--- BEGIN Stored records ---

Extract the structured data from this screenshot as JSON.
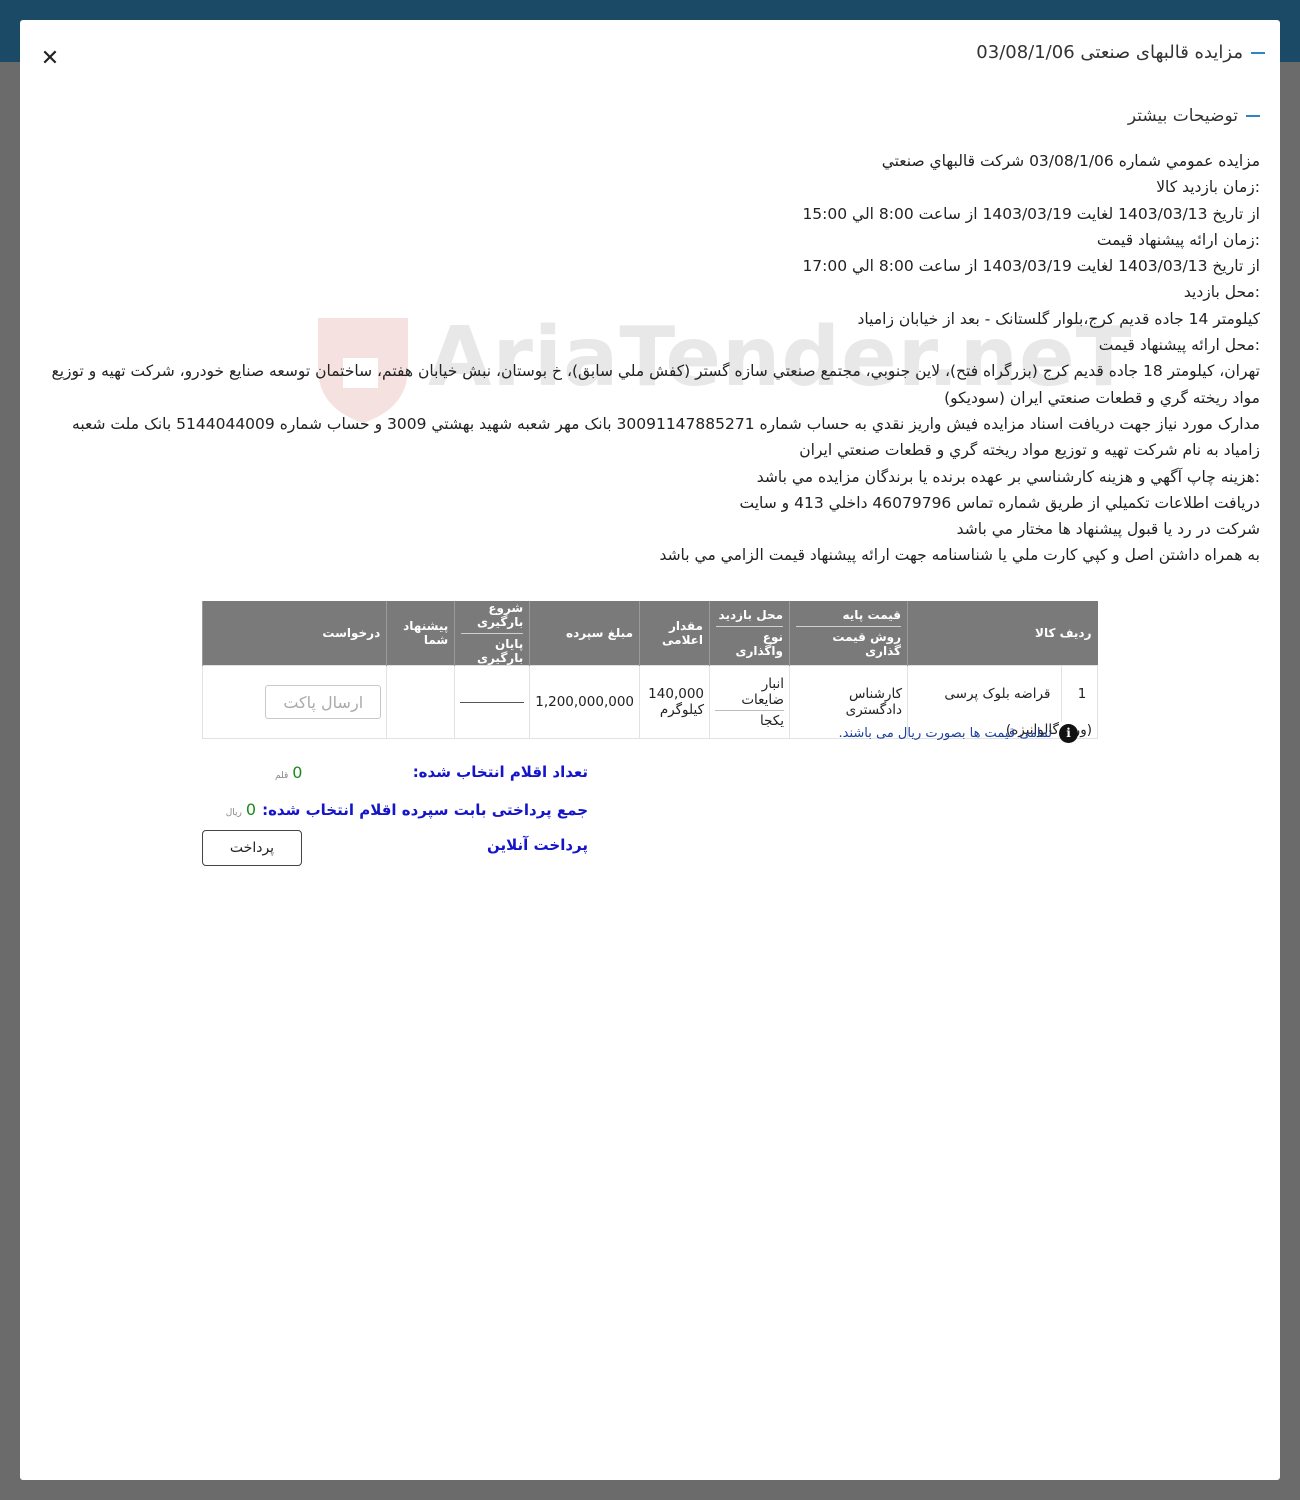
{
  "modal": {
    "title": "مزایده قالبهای صنعتی 03/08/1/06",
    "close_icon": "close-icon"
  },
  "section": {
    "title": "توضیحات بیشتر"
  },
  "description": [
    "مزايده عمومي شماره 03/08/1/06 شركت قالبهاي صنعتي",
    ":زمان بازدید کالا",
    "از تاریخ 1403/03/13 لغایت 1403/03/19 از ساعت 8:00 الي 15:00",
    ":زمان ارائه پیشنهاد قیمت",
    "از تاریخ 1403/03/13 لغایت 1403/03/19 از ساعت 8:00 الي 17:00",
    ":محل بازدید",
    "كيلومتر 14 جاده قديم كرج،بلوار گلستانک - بعد از خيابان زامياد",
    ":محل ارائه پیشنهاد قیمت",
    "تهران، كيلومتر 18 جاده قديم كرج (بزرگراه فتح)، لاين جنوبي، مجتمع صنعتي سازه گستر (كفش ملي سابق)، خ بوستان، نبش خيابان هفتم، ساختمان توسعه صنايع خودرو، شركت تهيه و توزيع مواد ريخته گري و قطعات صنعتي ايران (سوديكو)",
    "مدارک مورد نیاز جهت دریافت اسناد مزايده فيش واريز نقدي به حساب شماره 30091147885271 بانک مهر شعبه شهيد بهشتي 3009 و حساب شماره 5144044009 بانک ملت شعبه زامياد به نام شركت تهيه و توزيع مواد ريخته گري و قطعات صنعتي ايران",
    ":هزینه چاپ آگهي و هزينه كارشناسي بر عهده برنده يا برندگان مزايده مي باشد",
    "دريافت اطلاعات تكميلي از طريق شماره تماس 46079796 داخلي 413 و سايت",
    "شرکت در رد یا قبول پیشنهاد ها مختار مي باشد",
    "به همراه داشتن اصل و كپي كارت ملي يا شناسنامه جهت ارائه پيشنهاد قيمت الزامي مي باشد"
  ],
  "watermark": {
    "text": "AriaTender.neT",
    "icon": "shield-hand-logo-icon"
  },
  "table": {
    "headers": {
      "row_item": "ردیف کالا",
      "base_price": "قیمت پایه",
      "pricing_method": "روش قیمت گذاری",
      "visit_place": "محل بازدید",
      "assign_type": "نوع واگذاری",
      "quantity": "مقدار اعلامی",
      "deposit": "مبلغ سپرده",
      "load_start": "شروع بارگیری",
      "load_end": "پایان بارگیری",
      "your_offer": "پیشنهاد شما",
      "request": "درخواست"
    },
    "rows": [
      {
        "num": "1",
        "item": "قراضه بلوک پرسی (ورق گالوانیزه)",
        "base_price": "کارشناس دادگستری",
        "visit_place": "انبار ضایعات",
        "assign_type": "یکجا",
        "quantity": "140,000",
        "unit": "کیلوگرم",
        "deposit": "1,200,000,000",
        "request_button": "ارسال پاکت"
      }
    ]
  },
  "note": {
    "icon": "info-icon",
    "text": "تمامی قیمت ها بصورت ریال می باشند."
  },
  "summary": {
    "count_label": "تعداد اقلام انتخاب شده:",
    "count_value": "0",
    "count_unit": "قلم",
    "total_label": "جمع پرداختی بابت سپرده اقلام انتخاب شده:",
    "total_value": "0",
    "total_unit": "ریال",
    "online_label": "پرداخت آنلاین",
    "pay_button": "پرداخت"
  },
  "colors": {
    "topbar": "#1b4a66",
    "accent_dash": "#2a86c8",
    "table_header": "#7a7a7a",
    "summary_label": "#1414c8",
    "summary_value": "#1a8a1a",
    "note_text": "#1b3f9e"
  }
}
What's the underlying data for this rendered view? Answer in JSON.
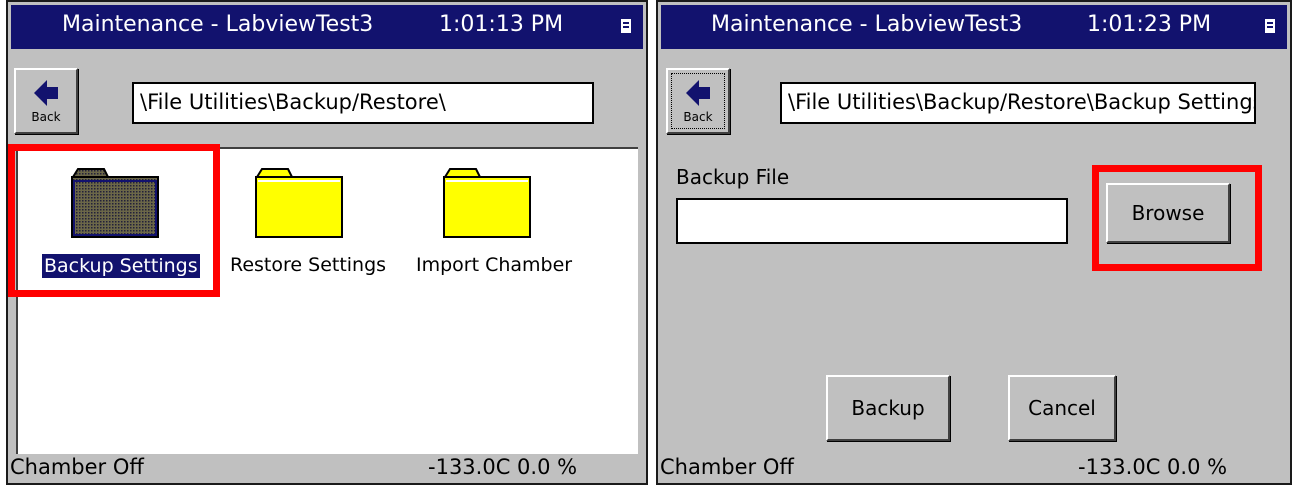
{
  "left": {
    "titlebar": {
      "app": "Maintenance - LabviewTest3",
      "time": "1:01:13 PM"
    },
    "back_label": "Back",
    "path": "\\File Utilities\\Backup/Restore\\",
    "folders": [
      {
        "label": "Backup Settings",
        "selected": true,
        "color": "#57543a"
      },
      {
        "label": "Restore Settings",
        "selected": false,
        "color": "#ffff00"
      },
      {
        "label": "Import Chamber",
        "selected": false,
        "color": "#ffff00"
      }
    ],
    "status": {
      "state": "Chamber Off",
      "reading": "-133.0C  0.0 %"
    }
  },
  "right": {
    "titlebar": {
      "app": "Maintenance - LabviewTest3",
      "time": "1:01:23 PM"
    },
    "back_label": "Back",
    "path": "\\File Utilities\\Backup/Restore\\Backup Settings\\",
    "backup_file_label": "Backup File",
    "backup_file_value": "",
    "browse_label": "Browse",
    "backup_label": "Backup",
    "cancel_label": "Cancel",
    "status": {
      "state": "Chamber Off",
      "reading": "-133.0C  0.0 %"
    }
  },
  "colors": {
    "titlebar": "#12126e",
    "highlight": "#ff0000",
    "panel": "#c0c0c0"
  }
}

--- END Stored records ---

> _The request_: Do not include pictures. Copy only the lines running from the line with "What's the underlying" through the last line of the records, exactly as they appear.

> _Correct answer_:
What's the underlying data for this rendered view? Answer in JSON.
{
  "left": {
    "titlebar": {
      "app": "Maintenance - LabviewTest3",
      "time": "1:01:13 PM"
    },
    "back_label": "Back",
    "path": "\\File Utilities\\Backup/Restore\\",
    "folders": [
      {
        "label": "Backup Settings",
        "selected": true,
        "color": "#57543a"
      },
      {
        "label": "Restore Settings",
        "selected": false,
        "color": "#ffff00"
      },
      {
        "label": "Import Chamber",
        "selected": false,
        "color": "#ffff00"
      }
    ],
    "status": {
      "state": "Chamber Off",
      "reading": "-133.0C  0.0 %"
    }
  },
  "right": {
    "titlebar": {
      "app": "Maintenance - LabviewTest3",
      "time": "1:01:23 PM"
    },
    "back_label": "Back",
    "path": "\\File Utilities\\Backup/Restore\\Backup Settings\\",
    "backup_file_label": "Backup File",
    "backup_file_value": "",
    "browse_label": "Browse",
    "backup_label": "Backup",
    "cancel_label": "Cancel",
    "status": {
      "state": "Chamber Off",
      "reading": "-133.0C  0.0 %"
    }
  },
  "colors": {
    "titlebar": "#12126e",
    "highlight": "#ff0000",
    "panel": "#c0c0c0"
  }
}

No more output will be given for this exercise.